Dataset rows start

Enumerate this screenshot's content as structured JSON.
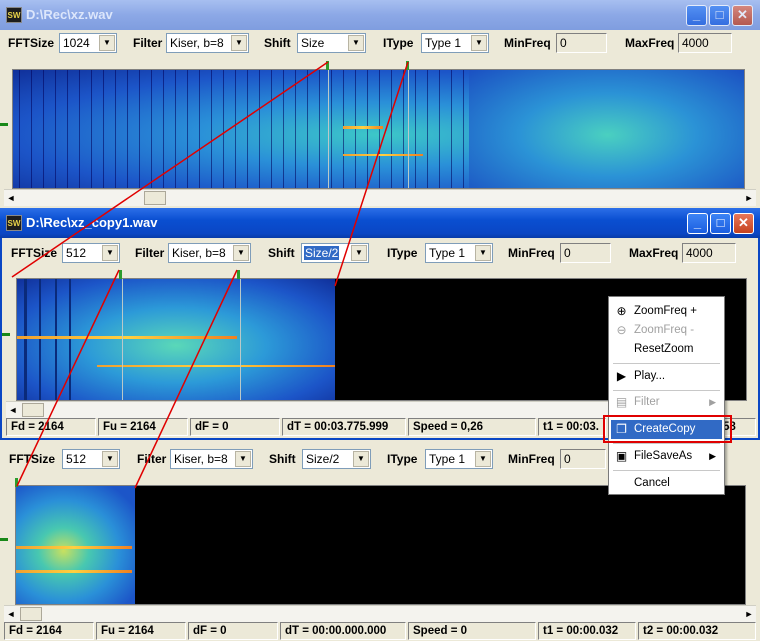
{
  "windows": [
    {
      "title": "D:\\Rec\\xz.wav",
      "app_icon": "SW",
      "toolbar": {
        "fftsize_label": "FFTSize",
        "fftsize_value": "1024",
        "filter_label": "Filter",
        "filter_value": "Kiser, b=8",
        "shift_label": "Shift",
        "shift_value": "Size",
        "itype_label": "IType",
        "itype_value": "Type 1",
        "minfreq_label": "MinFreq",
        "minfreq_value": "0",
        "maxfreq_label": "MaxFreq",
        "maxfreq_value": "4000"
      }
    },
    {
      "title": "D:\\Rec\\xz_copy1.wav",
      "app_icon": "SW",
      "toolbar": {
        "fftsize_label": "FFTSize",
        "fftsize_value": "512",
        "filter_label": "Filter",
        "filter_value": "Kiser, b=8",
        "shift_label": "Shift",
        "shift_value": "Size/2",
        "itype_label": "IType",
        "itype_value": "Type 1",
        "minfreq_label": "MinFreq",
        "minfreq_value": "0",
        "maxfreq_label": "MaxFreq",
        "maxfreq_value": "4000"
      },
      "status": {
        "fd": "Fd = 2164",
        "fu": "Fu = 2164",
        "df": "dF = 0",
        "dt": "dT = 00:03.775.999",
        "speed": "Speed = 0,26",
        "t1": "t1 = 00:03.",
        "t2_tail": "58"
      }
    },
    {
      "toolbar": {
        "fftsize_label": "FFTSize",
        "fftsize_value": "512",
        "filter_label": "Filter",
        "filter_value": "Kiser, b=8",
        "shift_label": "Shift",
        "shift_value": "Size/2",
        "itype_label": "IType",
        "itype_value": "Type 1",
        "minfreq_label": "MinFreq",
        "minfreq_value": "0"
      },
      "status": {
        "fd": "Fd = 2164",
        "fu": "Fu = 2164",
        "df": "dF = 0",
        "dt": "dT = 00:00.000.000",
        "speed": "Speed = 0",
        "t1": "t1 = 00:00.032",
        "t2": "t2 = 00:00.032"
      }
    }
  ],
  "context_menu": {
    "items": [
      {
        "label": "ZoomFreq +",
        "icon": "zoom-in-icon",
        "enabled": true
      },
      {
        "label": "ZoomFreq -",
        "icon": "zoom-out-icon",
        "enabled": false
      },
      {
        "label": "ResetZoom",
        "enabled": true
      },
      {
        "label": "Play...",
        "icon": "play-icon",
        "enabled": true
      },
      {
        "label": "Filter",
        "icon": "filter-icon",
        "enabled": false,
        "submenu": true
      },
      {
        "label": "CreateCopy",
        "icon": "copy-icon",
        "enabled": true,
        "highlighted": true
      },
      {
        "label": "FileSaveAs",
        "icon": "save-icon",
        "enabled": true,
        "submenu": true
      },
      {
        "label": "Cancel",
        "enabled": true
      }
    ]
  },
  "colors": {
    "titlebar_active": "#0a4fd1",
    "menu_highlight": "#316ac5",
    "annotation_red": "#e00000",
    "green_marker": "#2c9c2c"
  }
}
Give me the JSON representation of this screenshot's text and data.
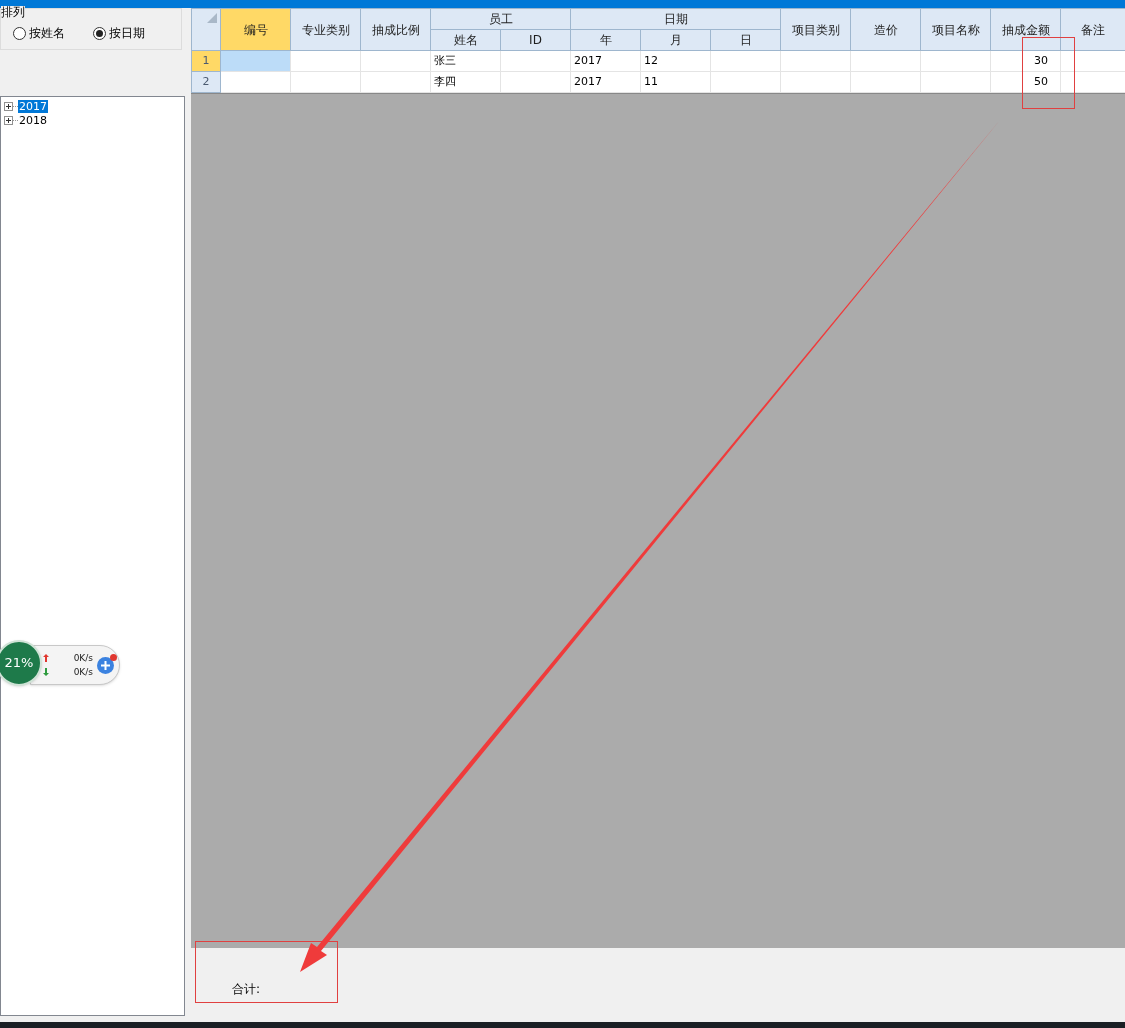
{
  "sort_group": {
    "title": "排列",
    "options": [
      {
        "label": "按姓名",
        "selected": false
      },
      {
        "label": "按日期",
        "selected": true
      }
    ]
  },
  "tree": {
    "items": [
      {
        "label": "2017",
        "selected": true,
        "expanded": false
      },
      {
        "label": "2018",
        "selected": false,
        "expanded": false
      }
    ]
  },
  "table": {
    "columns": [
      {
        "label": "编号",
        "selected": true
      },
      {
        "label": "专业类别",
        "selected": false
      },
      {
        "label": "抽成比例",
        "selected": false
      },
      {
        "label": "员工",
        "colspan": 2,
        "children": [
          {
            "label": "姓名",
            "selected": false,
            "kind": "text"
          },
          {
            "label": "ID",
            "selected": false
          }
        ]
      },
      {
        "label": "日期",
        "colspan": 3,
        "children": [
          {
            "label": "年",
            "selected": false,
            "kind": "text"
          },
          {
            "label": "月",
            "selected": false,
            "kind": "text"
          },
          {
            "label": "日",
            "selected": false
          }
        ]
      },
      {
        "label": "项目类别",
        "selected": false
      },
      {
        "label": "造价",
        "selected": false
      },
      {
        "label": "项目名称",
        "selected": false
      },
      {
        "label": "抽成金额",
        "selected": false,
        "kind": "number"
      },
      {
        "label": "备注",
        "selected": false
      }
    ],
    "rows": [
      {
        "number": "1",
        "selected": true,
        "cells": [
          null,
          null,
          null,
          "张三",
          null,
          "2017",
          "12",
          null,
          null,
          null,
          null,
          "30",
          null
        ]
      },
      {
        "number": "2",
        "selected": false,
        "cells": [
          null,
          null,
          null,
          "李四",
          null,
          "2017",
          "11",
          null,
          null,
          null,
          null,
          "50",
          null
        ]
      }
    ]
  },
  "footer": {
    "total_label": "合计:"
  },
  "net_widget": {
    "percent": "21%",
    "upload": "0K/s",
    "download": "0K/s"
  }
}
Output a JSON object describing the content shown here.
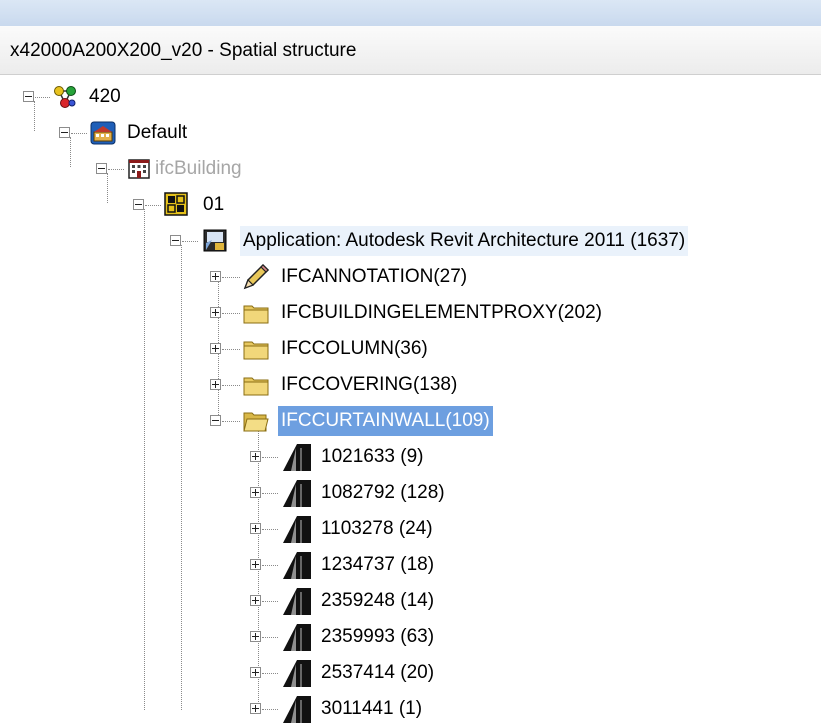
{
  "window": {
    "title": "x42000A200X200_v20 - Spatial structure"
  },
  "tree": {
    "project": {
      "label": "420"
    },
    "site": {
      "label": "Default"
    },
    "building": {
      "label": "ifcBuilding"
    },
    "storey": {
      "label": "01"
    },
    "application": {
      "label": "Application: Autodesk Revit Architecture 2011 (1637)"
    },
    "groups": [
      {
        "label": "IFCANNOTATION(27)",
        "icon": "pencil-icon"
      },
      {
        "label": "IFCBUILDINGELEMENTPROXY(202)",
        "icon": "folder-icon"
      },
      {
        "label": "IFCCOLUMN(36)",
        "icon": "folder-icon"
      },
      {
        "label": "IFCCOVERING(138)",
        "icon": "folder-icon"
      },
      {
        "label": "IFCCURTAINWALL(109)",
        "icon": "open-folder-icon",
        "selected": true
      }
    ],
    "curtainwalls": [
      {
        "label": "1021633 (9)"
      },
      {
        "label": "1082792 (128)"
      },
      {
        "label": "1103278 (24)"
      },
      {
        "label": "1234737 (18)"
      },
      {
        "label": "2359248 (14)"
      },
      {
        "label": "2359993 (63)"
      },
      {
        "label": "2537414 (20)"
      },
      {
        "label": "3011441 (1)"
      }
    ]
  },
  "colors": {
    "selection": "#6d9fe0",
    "highlight": "#eaf2fb",
    "disabled_text": "#a6a6a6"
  }
}
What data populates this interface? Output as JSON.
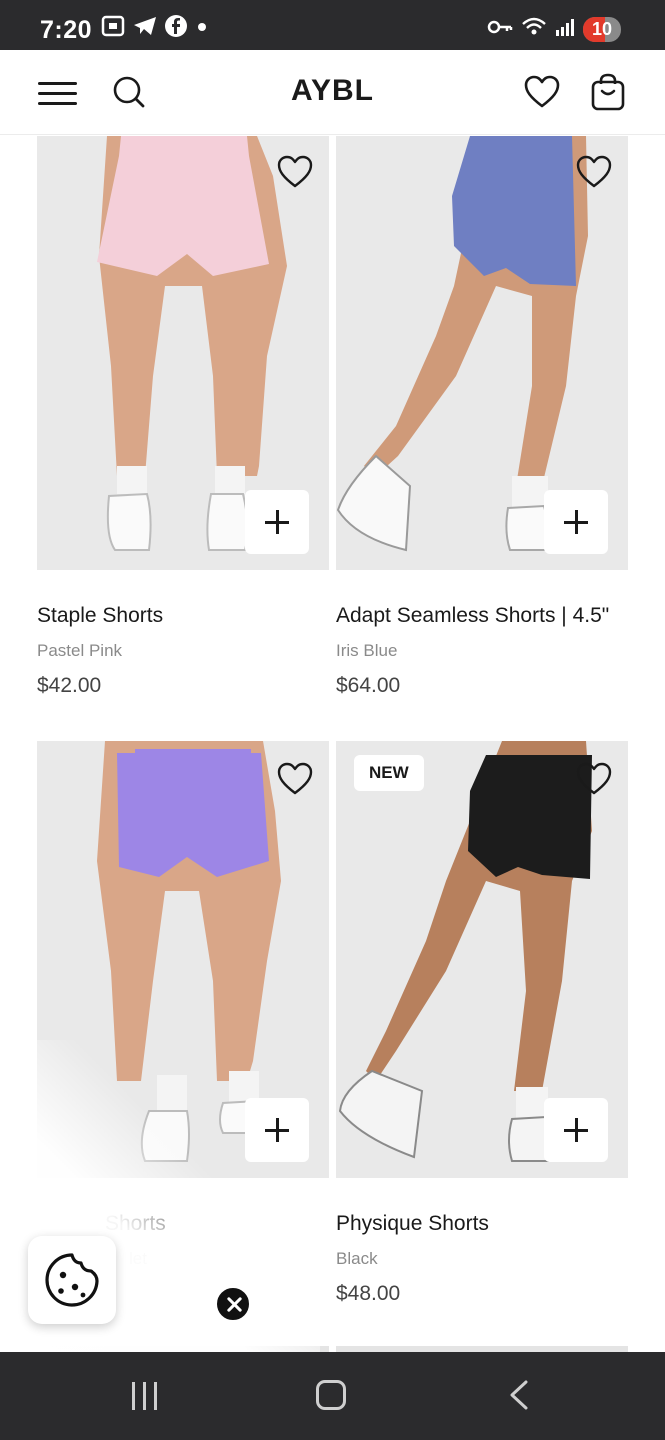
{
  "status_bar": {
    "time": "7:20",
    "battery": "10"
  },
  "header": {
    "brand": "AYBL"
  },
  "products": [
    {
      "name": "Staple Shorts",
      "color": "Pastel Pink",
      "price": "$42.00",
      "badge": "",
      "short_color": "#f4cfd9",
      "skin": "#d9a688"
    },
    {
      "name": "Adapt Seamless Shorts | 4.5\"",
      "color": "Iris Blue",
      "price": "$64.00",
      "badge": "",
      "short_color": "#6f7fc2",
      "skin": "#cf9a79"
    },
    {
      "name": "Shorts",
      "color": "let",
      "price": "",
      "badge": "",
      "short_color": "#9d86e6",
      "skin": "#d9a688"
    },
    {
      "name": "Physique Shorts",
      "color": "Black",
      "price": "$48.00",
      "badge": "NEW",
      "short_color": "#1c1c1c",
      "skin": "#b7805d"
    }
  ],
  "icons": {
    "menu": "hamburger-icon",
    "search": "search-icon",
    "wishlist": "heart-icon",
    "bag": "shopping-bag-icon",
    "add": "plus-icon",
    "cookie": "cookie-icon",
    "close": "close-icon"
  }
}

Dataset rows end

• _What is expected_: Quote every record above exactly, omitting any pictures they contain.

• _Answer in full_:
Enumerate this screenshot's content as structured JSON.
{
  "windows": [
    {
      "title": "D:\\Rec\\xz.wav",
      "app_icon": "SW",
      "toolbar": {
        "fftsize_label": "FFTSize",
        "fftsize_value": "1024",
        "filter_label": "Filter",
        "filter_value": "Kiser, b=8",
        "shift_label": "Shift",
        "shift_value": "Size",
        "itype_label": "IType",
        "itype_value": "Type 1",
        "minfreq_label": "MinFreq",
        "minfreq_value": "0",
        "maxfreq_label": "MaxFreq",
        "maxfreq_value": "4000"
      }
    },
    {
      "title": "D:\\Rec\\xz_copy1.wav",
      "app_icon": "SW",
      "toolbar": {
        "fftsize_label": "FFTSize",
        "fftsize_value": "512",
        "filter_label": "Filter",
        "filter_value": "Kiser, b=8",
        "shift_label": "Shift",
        "shift_value": "Size/2",
        "itype_label": "IType",
        "itype_value": "Type 1",
        "minfreq_label": "MinFreq",
        "minfreq_value": "0",
        "maxfreq_label": "MaxFreq",
        "maxfreq_value": "4000"
      },
      "status": {
        "fd": "Fd = 2164",
        "fu": "Fu = 2164",
        "df": "dF = 0",
        "dt": "dT = 00:03.775.999",
        "speed": "Speed = 0,26",
        "t1": "t1 = 00:03.",
        "t2_tail": "58"
      }
    },
    {
      "toolbar": {
        "fftsize_label": "FFTSize",
        "fftsize_value": "512",
        "filter_label": "Filter",
        "filter_value": "Kiser, b=8",
        "shift_label": "Shift",
        "shift_value": "Size/2",
        "itype_label": "IType",
        "itype_value": "Type 1",
        "minfreq_label": "MinFreq",
        "minfreq_value": "0"
      },
      "status": {
        "fd": "Fd = 2164",
        "fu": "Fu = 2164",
        "df": "dF = 0",
        "dt": "dT = 00:00.000.000",
        "speed": "Speed = 0",
        "t1": "t1 = 00:00.032",
        "t2": "t2 = 00:00.032"
      }
    }
  ],
  "context_menu": {
    "items": [
      {
        "label": "ZoomFreq +",
        "icon": "zoom-in-icon",
        "enabled": true
      },
      {
        "label": "ZoomFreq -",
        "icon": "zoom-out-icon",
        "enabled": false
      },
      {
        "label": "ResetZoom",
        "enabled": true
      },
      {
        "label": "Play...",
        "icon": "play-icon",
        "enabled": true
      },
      {
        "label": "Filter",
        "icon": "filter-icon",
        "enabled": false,
        "submenu": true
      },
      {
        "label": "CreateCopy",
        "icon": "copy-icon",
        "enabled": true,
        "highlighted": true
      },
      {
        "label": "FileSaveAs",
        "icon": "save-icon",
        "enabled": true,
        "submenu": true
      },
      {
        "label": "Cancel",
        "enabled": true
      }
    ]
  },
  "colors": {
    "titlebar_active": "#0a4fd1",
    "menu_highlight": "#316ac5",
    "annotation_red": "#e00000",
    "green_marker": "#2c9c2c"
  }
}
Give me the JSON representation of this screenshot's text and data.
{
  "sort_group": {
    "title": "排列",
    "options": [
      {
        "label": "按姓名",
        "selected": false
      },
      {
        "label": "按日期",
        "selected": true
      }
    ]
  },
  "tree": {
    "items": [
      {
        "label": "2017",
        "selected": true,
        "expanded": false
      },
      {
        "label": "2018",
        "selected": false,
        "expanded": false
      }
    ]
  },
  "table": {
    "columns": [
      {
        "label": "编号",
        "selected": true
      },
      {
        "label": "专业类别",
        "selected": false
      },
      {
        "label": "抽成比例",
        "selected": false
      },
      {
        "label": "员工",
        "colspan": 2,
        "children": [
          {
            "label": "姓名",
            "selected": false,
            "kind": "text"
          },
          {
            "label": "ID",
            "selected": false
          }
        ]
      },
      {
        "label": "日期",
        "colspan": 3,
        "children": [
          {
            "label": "年",
            "selected": false,
            "kind": "text"
          },
          {
            "label": "月",
            "selected": false,
            "kind": "text"
          },
          {
            "label": "日",
            "selected": false
          }
        ]
      },
      {
        "label": "项目类别",
        "selected": false
      },
      {
        "label": "造价",
        "selected": false
      },
      {
        "label": "项目名称",
        "selected": false
      },
      {
        "label": "抽成金额",
        "selected": false,
        "kind": "number"
      },
      {
        "label": "备注",
        "selected": false
      }
    ],
    "rows": [
      {
        "number": "1",
        "selected": true,
        "cells": [
          null,
          null,
          null,
          "张三",
          null,
          "2017",
          "12",
          null,
          null,
          null,
          null,
          "30",
          null
        ]
      },
      {
        "number": "2",
        "selected": false,
        "cells": [
          null,
          null,
          null,
          "李四",
          null,
          "2017",
          "11",
          null,
          null,
          null,
          null,
          "50",
          null
        ]
      }
    ]
  },
  "footer": {
    "total_label": "合计:"
  },
  "net_widget": {
    "percent": "21%",
    "upload": "0K/s",
    "download": "0K/s"
  }
}
Output a JSON object describing the content shown here.
{
  "window": {
    "title": "x42000A200X200_v20 - Spatial structure"
  },
  "tree": {
    "project": {
      "label": "420"
    },
    "site": {
      "label": "Default"
    },
    "building": {
      "label": "ifcBuilding"
    },
    "storey": {
      "label": "01"
    },
    "application": {
      "label": "Application: Autodesk Revit Architecture 2011 (1637)"
    },
    "groups": [
      {
        "label": "IFCANNOTATION(27)",
        "icon": "pencil-icon"
      },
      {
        "label": "IFCBUILDINGELEMENTPROXY(202)",
        "icon": "folder-icon"
      },
      {
        "label": "IFCCOLUMN(36)",
        "icon": "folder-icon"
      },
      {
        "label": "IFCCOVERING(138)",
        "icon": "folder-icon"
      },
      {
        "label": "IFCCURTAINWALL(109)",
        "icon": "open-folder-icon",
        "selected": true
      }
    ],
    "curtainwalls": [
      {
        "label": "1021633 (9)"
      },
      {
        "label": "1082792 (128)"
      },
      {
        "label": "1103278 (24)"
      },
      {
        "label": "1234737 (18)"
      },
      {
        "label": "2359248 (14)"
      },
      {
        "label": "2359993 (63)"
      },
      {
        "label": "2537414 (20)"
      },
      {
        "label": "3011441 (1)"
      }
    ]
  },
  "colors": {
    "selection": "#6d9fe0",
    "highlight": "#eaf2fb",
    "disabled_text": "#a6a6a6"
  }
}
What data populates this interface? Output as JSON.
{
  "status_bar": {
    "time": "7:20",
    "battery": "10"
  },
  "header": {
    "brand": "AYBL"
  },
  "products": [
    {
      "name": "Staple Shorts",
      "color": "Pastel Pink",
      "price": "$42.00",
      "badge": "",
      "short_color": "#f4cfd9",
      "skin": "#d9a688"
    },
    {
      "name": "Adapt Seamless Shorts | 4.5\"",
      "color": "Iris Blue",
      "price": "$64.00",
      "badge": "",
      "short_color": "#6f7fc2",
      "skin": "#cf9a79"
    },
    {
      "name": "Shorts",
      "color": "let",
      "price": "",
      "badge": "",
      "short_color": "#9d86e6",
      "skin": "#d9a688"
    },
    {
      "name": "Physique Shorts",
      "color": "Black",
      "price": "$48.00",
      "badge": "NEW",
      "short_color": "#1c1c1c",
      "skin": "#b7805d"
    }
  ],
  "icons": {
    "menu": "hamburger-icon",
    "search": "search-icon",
    "wishlist": "heart-icon",
    "bag": "shopping-bag-icon",
    "add": "plus-icon",
    "cookie": "cookie-icon",
    "close": "close-icon"
  }
}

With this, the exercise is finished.